» Consignes de travail:
1. Reproduisez à l'identique le passage du compte rendu de l'examen en commission qui va de « Je vous remercie de » à « repoussé in extremis. ».
2. Selon le compte rendu de l'examen en commission, à quelle date la commission s'est-elle réunie pour examiner le rapport ?
3. Prolongez le compte rendu de l'examen en commission en rédigeant la suite immédiate du débat.

EXAMEN EN COMMISSION

La commission s'est réunie le mercredi 11 février 2009 pour l'examen du présent rapport. À l'issue de la présentation faite par le rapporteur, M. Hubert Haenel, le débat suivant s'est engagé :

Mme Bernadette Bourzai :

Je vous remercie pour ce point, nécessaire, sur une question si complexe et si importante. Je souhaite rappeler l'implication du député européen Gilles Savary sur ces questions, en particulier lors de l'adoption du règlement OSP, obtenue de justesse.

Je regrette que le rapport, axé sur la libéralisation, ait passé sous silence la directive 2007/59/CE relative à la certification des conducteurs de trains, alors qu'il s'agit d'un élément très important pour la sécurité du transport ferroviaire.

S'agissant du règlement OSP, j'insiste sur le fait que les autorités compétentes peuvent décider d'intervenir dans le domaine des transports publics de voyageurs, et peuvent décider d'attribuer des contrats de service public de transport par chemin de fer, mais ne sont pas obligées de le faire. Cette distinction est importante, car elle permet de nuancer la conclusion du rapport, favorable à une expérimentation de la concurrence. L'expérimentation signifie implicitement que le mouvement vers la concurrence est acquis. Plutôt qu'une expérimentation qui donne une sorte de validation de la concurrence, je préfèrerais que l'on procède à une évaluation de la situation française, et à une analyse des moyens qui permettraient de redonner une attractivité au transport ferroviaire régional. Mieux vaut s'appuyer sur des services publics qui fonctionnent que de courir après des services privés dont on ne sait combien de temps ils dureront.

Mme Annie David :

Je vous remercie de nous avoir adressé ce projet de rapport à l'avance, car un sujet aussi important demande beaucoup de réflexion et de préparation. Ce rapport vient à point nommé en complément du projet de loi relatif à l'organisation et la régulation des transports ferroviaires. À cette occasion, j'en profite pour déplorer les modifications constantes de l'ordre du jour puisque l'examen de ce texte a été plusieurs fois repoussé in extremis.

Ce travail est très utile car il présente un bilan et une photographie de la libéralisation du transport ferroviaire. Mais sa tonalité générale semble très favorable à la libéralisation et est même un appel à encore plus de libéralisation, plus vite, et plus complètement. Je ne suis pas favorable à cette libéralisation, qui risque de compromettre le trafic ferroviaire, et qui aura pour effet de favoriser le transport routier, à contre-courant de tous les objectifs environnementaux annoncés, qu'il s'agisse du Grenelle de l'environnement au niveau national ou du paquet « Énergie-climat » européen. Plus d'investissement dans le domaine ferroviaire serait préférable à plus de libéralisation. Quant à l'idée qu'il suffirait de changer quelques mots de la LOTI pour ouvrir le secteur à la concurrence, sachez que je serai là pour m'y opposer, fût-ce à trois heures du matin !

(Enregistrements conservés)
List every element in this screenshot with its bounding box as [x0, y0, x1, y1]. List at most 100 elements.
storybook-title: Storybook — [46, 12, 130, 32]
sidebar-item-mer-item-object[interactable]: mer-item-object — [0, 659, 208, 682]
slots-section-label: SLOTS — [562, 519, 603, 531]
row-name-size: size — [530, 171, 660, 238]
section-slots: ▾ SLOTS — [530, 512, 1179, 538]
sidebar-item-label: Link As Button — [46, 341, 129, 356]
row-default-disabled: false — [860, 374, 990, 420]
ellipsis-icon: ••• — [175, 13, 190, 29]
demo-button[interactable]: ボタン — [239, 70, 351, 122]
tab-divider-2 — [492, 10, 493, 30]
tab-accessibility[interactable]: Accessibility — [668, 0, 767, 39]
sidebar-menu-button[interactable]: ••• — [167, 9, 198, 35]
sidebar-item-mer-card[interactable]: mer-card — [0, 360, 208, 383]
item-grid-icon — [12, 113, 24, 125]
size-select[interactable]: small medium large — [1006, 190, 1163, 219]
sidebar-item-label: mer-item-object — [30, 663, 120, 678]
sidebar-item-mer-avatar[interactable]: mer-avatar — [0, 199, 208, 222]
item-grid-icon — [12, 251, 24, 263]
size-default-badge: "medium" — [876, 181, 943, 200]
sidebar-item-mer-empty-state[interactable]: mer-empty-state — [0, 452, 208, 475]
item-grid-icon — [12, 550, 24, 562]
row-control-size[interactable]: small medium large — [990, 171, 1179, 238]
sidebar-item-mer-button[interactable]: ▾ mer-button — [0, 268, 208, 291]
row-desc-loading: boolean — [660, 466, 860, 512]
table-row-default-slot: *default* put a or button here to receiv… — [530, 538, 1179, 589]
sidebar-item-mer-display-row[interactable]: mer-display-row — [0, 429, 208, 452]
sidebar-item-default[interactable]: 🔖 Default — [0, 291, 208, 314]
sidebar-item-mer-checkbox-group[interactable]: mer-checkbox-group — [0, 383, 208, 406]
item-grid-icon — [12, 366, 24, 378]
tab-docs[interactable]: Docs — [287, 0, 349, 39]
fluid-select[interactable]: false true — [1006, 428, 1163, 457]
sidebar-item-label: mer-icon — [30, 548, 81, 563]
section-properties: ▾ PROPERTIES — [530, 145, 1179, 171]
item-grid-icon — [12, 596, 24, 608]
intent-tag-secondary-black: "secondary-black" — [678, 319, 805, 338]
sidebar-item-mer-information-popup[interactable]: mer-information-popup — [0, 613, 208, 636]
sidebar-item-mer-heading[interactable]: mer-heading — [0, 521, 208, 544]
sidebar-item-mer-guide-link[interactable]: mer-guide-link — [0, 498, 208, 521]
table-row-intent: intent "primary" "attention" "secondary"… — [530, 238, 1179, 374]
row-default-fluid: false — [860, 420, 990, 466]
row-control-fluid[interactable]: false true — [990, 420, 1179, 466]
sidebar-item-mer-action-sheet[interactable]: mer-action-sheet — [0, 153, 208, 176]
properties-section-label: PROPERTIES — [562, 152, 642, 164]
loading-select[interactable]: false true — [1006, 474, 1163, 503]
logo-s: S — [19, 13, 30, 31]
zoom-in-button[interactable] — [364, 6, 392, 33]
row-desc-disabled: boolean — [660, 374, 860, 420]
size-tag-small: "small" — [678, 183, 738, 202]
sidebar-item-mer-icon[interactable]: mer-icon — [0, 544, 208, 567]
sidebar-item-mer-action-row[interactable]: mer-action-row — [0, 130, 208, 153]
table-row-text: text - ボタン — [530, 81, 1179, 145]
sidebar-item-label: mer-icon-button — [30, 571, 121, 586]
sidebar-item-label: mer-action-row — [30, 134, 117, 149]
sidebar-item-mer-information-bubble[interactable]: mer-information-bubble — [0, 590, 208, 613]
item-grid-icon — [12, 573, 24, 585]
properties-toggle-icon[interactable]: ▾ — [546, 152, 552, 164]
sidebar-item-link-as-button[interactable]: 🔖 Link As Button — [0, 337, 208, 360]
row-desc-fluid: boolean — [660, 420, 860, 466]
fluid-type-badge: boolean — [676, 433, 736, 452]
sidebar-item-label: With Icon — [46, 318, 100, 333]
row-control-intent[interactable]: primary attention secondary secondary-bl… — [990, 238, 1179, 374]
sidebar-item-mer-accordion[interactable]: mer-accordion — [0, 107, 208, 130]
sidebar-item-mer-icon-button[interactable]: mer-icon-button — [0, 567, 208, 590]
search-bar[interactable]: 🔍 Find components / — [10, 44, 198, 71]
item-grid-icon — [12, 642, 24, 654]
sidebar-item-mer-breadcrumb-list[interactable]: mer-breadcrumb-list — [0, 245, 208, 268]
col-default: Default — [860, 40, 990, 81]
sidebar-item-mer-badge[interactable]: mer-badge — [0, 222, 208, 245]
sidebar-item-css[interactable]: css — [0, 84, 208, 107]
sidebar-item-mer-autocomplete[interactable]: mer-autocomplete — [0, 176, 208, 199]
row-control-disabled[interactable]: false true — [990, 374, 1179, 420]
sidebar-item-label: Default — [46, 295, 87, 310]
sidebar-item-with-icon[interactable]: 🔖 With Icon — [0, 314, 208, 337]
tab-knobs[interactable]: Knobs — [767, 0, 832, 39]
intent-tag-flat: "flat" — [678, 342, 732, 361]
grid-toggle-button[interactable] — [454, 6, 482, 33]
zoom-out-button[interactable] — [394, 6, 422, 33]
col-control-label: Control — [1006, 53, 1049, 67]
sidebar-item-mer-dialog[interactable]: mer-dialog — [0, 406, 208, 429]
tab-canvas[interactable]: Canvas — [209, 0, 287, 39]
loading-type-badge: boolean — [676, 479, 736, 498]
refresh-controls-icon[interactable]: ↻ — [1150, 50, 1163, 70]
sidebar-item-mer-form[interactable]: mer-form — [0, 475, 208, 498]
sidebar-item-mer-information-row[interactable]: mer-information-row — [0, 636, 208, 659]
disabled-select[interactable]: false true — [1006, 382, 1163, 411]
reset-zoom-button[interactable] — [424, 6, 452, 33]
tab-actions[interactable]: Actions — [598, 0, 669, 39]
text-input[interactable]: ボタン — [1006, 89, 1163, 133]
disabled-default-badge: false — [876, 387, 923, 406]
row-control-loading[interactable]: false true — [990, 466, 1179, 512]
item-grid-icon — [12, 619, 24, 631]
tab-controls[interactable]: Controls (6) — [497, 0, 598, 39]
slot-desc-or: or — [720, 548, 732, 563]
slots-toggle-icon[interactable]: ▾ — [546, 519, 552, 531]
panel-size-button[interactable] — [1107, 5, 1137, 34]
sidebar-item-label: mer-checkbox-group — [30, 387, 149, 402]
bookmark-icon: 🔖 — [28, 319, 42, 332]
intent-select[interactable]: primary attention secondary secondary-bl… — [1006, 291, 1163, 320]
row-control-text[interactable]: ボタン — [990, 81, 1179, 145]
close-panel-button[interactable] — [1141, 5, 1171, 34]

» Liste des réponses:
1.
Je vous remercie de nous avoir adressé ce projet de rapport à l'avance, car un sujet aussi important demande beaucoup de réflexion et de préparation. Ce rapport vient à point nommé en complément du projet de loi relatif à l'organisation et la régulation des transports ferroviaires. À cette occasion, j'en profite pour déplorer les modifications constantes de l'ordre du jour puisque l'examen de ce texte a été plusieurs fois repoussé in extremis.

2. Le mercredi 11 février 2009.

3.
M. Jean Bizet :

Je suis partisan d'une certaine ouverture du transport ferroviaire, non par position idéologique, mais pour manifester mon irritation face à la façon dont fonctionne le service public aujourd'hui. Avec des infrastructures non entretenues, du matériel obsolète, des fréquences raréfiées... la desserte ferroviaire en Basse-Normandie est proprement scandaleuse. L'ouverture à la concurrence devrait permettre d'améliorer le service, car cela ne peut pas être pire. À condition, bien sûr, que la concurrence ne se porte pas uniquement sur les lignes les plus rentables et que la libéralisation se fasse par paquets, en incorporant des dessertes plus mineures ou déficitaires.

M. Bernard Frimat :

Ce problème de la qualité de service est évidemment une préoccupation centrale pour l'usager et les élus, mais n'est pas l'objet du rapport. À l'évidence, moins le réseau apparaîtra rentable et moins il sera attractif pour des concurrents éventuels, et, à l'inverse, il faut bien sûr veiller à ce que la concurrence ne porte pas sur les seuls segments profitables du transport ferroviaire.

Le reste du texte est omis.